* [What is required]: Find the word "Processes" in the listing; pull out each line holding it.

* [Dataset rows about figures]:

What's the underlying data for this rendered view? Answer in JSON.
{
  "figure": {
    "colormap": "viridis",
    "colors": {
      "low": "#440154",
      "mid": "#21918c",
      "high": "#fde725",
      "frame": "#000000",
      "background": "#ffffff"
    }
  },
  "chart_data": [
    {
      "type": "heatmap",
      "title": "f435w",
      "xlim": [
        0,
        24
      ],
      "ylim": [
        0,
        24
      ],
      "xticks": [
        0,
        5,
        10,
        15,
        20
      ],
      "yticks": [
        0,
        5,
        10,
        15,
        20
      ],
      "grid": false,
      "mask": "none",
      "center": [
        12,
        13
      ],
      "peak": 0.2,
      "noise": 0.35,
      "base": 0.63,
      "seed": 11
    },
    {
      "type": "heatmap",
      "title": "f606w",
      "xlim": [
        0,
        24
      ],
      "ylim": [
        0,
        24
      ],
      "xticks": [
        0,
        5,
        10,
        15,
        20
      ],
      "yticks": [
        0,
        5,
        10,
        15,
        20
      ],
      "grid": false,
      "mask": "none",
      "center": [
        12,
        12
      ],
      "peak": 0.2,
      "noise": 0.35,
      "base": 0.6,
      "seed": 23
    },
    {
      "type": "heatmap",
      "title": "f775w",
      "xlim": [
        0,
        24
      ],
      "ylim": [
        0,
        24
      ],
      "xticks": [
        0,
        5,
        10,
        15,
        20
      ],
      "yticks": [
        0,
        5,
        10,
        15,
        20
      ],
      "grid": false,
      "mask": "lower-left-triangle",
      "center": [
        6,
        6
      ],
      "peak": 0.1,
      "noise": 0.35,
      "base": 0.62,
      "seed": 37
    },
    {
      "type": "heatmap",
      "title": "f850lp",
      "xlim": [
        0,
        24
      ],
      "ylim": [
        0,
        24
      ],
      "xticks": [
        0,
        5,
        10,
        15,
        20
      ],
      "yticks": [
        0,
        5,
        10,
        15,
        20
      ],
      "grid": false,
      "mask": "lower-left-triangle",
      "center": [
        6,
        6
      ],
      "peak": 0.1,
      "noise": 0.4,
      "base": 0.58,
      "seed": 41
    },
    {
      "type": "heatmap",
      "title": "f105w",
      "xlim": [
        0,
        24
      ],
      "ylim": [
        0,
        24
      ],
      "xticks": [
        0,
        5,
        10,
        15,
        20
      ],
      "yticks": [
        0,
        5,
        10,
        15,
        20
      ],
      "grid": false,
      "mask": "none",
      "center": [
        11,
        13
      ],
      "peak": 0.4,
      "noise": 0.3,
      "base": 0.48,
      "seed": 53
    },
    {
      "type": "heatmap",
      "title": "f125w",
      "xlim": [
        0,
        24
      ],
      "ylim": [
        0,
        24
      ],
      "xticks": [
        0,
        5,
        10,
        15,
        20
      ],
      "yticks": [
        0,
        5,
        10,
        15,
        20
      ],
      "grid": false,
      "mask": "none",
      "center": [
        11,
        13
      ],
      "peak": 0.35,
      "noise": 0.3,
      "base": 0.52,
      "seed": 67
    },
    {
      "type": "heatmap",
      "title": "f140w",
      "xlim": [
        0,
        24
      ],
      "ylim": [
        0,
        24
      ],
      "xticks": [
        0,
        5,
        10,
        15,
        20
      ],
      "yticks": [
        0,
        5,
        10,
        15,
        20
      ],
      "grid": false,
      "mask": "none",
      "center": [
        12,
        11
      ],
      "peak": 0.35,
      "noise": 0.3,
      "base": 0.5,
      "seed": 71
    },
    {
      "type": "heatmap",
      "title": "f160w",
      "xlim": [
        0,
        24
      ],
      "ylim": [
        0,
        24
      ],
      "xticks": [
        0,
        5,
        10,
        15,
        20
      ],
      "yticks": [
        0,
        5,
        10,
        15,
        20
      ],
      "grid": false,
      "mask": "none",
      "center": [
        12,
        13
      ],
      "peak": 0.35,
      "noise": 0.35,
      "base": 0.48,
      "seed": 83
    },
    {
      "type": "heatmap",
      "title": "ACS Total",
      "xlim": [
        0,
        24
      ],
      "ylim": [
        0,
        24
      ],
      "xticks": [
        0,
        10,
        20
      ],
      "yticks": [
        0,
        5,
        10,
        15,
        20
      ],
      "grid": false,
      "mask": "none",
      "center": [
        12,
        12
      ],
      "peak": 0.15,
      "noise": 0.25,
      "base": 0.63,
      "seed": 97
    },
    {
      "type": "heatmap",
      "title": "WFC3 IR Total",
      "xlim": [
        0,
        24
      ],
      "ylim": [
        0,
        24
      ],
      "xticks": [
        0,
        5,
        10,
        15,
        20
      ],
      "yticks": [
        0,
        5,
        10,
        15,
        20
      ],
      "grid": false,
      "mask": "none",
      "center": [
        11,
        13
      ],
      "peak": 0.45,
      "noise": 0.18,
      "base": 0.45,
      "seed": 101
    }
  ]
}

==

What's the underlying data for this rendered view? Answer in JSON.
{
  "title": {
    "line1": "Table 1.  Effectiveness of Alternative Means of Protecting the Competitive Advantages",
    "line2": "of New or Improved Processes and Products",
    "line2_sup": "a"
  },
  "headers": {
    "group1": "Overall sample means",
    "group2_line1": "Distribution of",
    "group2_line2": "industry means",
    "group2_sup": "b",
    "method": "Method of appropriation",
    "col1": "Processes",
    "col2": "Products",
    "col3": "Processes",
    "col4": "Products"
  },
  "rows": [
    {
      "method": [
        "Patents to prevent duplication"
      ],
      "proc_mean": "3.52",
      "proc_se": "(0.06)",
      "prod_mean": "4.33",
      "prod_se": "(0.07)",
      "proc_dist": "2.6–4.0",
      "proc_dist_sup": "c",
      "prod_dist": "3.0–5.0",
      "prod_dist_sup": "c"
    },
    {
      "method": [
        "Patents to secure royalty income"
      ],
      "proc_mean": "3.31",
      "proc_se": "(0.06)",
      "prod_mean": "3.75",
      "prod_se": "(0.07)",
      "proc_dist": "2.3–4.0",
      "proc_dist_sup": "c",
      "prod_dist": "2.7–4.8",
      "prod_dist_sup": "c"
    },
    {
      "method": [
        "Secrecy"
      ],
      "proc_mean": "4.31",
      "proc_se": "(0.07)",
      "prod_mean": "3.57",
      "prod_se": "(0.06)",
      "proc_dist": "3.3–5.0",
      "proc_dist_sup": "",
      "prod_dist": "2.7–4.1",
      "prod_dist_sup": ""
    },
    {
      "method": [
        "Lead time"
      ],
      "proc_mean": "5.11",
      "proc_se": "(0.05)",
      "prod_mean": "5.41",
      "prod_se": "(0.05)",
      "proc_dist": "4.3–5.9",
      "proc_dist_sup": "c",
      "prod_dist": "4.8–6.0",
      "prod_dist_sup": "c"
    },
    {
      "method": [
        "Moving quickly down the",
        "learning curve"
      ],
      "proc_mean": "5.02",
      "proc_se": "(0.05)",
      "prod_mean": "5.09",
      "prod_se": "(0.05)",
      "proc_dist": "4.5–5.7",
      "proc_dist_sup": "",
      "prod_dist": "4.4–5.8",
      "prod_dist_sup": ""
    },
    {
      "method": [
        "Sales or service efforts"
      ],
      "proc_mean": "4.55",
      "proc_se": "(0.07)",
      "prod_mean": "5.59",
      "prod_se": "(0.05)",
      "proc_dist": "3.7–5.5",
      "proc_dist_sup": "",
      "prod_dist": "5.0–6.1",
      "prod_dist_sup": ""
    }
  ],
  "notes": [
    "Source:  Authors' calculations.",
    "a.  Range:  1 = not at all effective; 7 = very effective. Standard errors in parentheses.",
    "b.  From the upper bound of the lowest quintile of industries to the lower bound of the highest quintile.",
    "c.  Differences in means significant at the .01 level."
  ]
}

--

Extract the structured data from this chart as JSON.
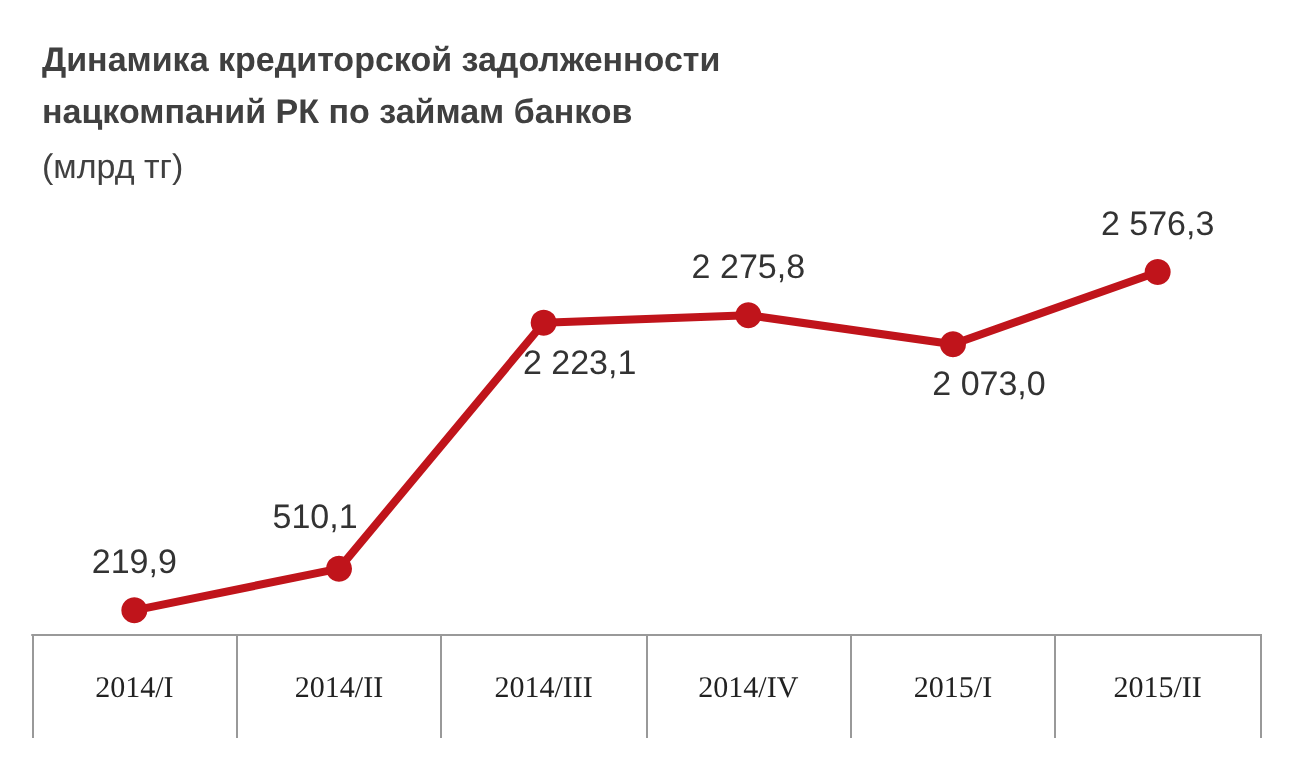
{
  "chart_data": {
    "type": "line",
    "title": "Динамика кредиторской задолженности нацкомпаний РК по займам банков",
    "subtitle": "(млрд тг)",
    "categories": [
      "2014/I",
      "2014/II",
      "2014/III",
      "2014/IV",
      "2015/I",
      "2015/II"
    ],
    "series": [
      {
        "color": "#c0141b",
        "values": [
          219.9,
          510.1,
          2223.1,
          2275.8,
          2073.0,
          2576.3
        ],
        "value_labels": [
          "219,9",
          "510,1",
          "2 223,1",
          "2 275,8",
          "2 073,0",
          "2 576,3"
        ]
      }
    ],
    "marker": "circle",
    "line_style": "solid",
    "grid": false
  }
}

* [Task response]:
    "line2": "of New or Improved Processes and Products",
    "col1": "Processes",
    "col3": "Processes",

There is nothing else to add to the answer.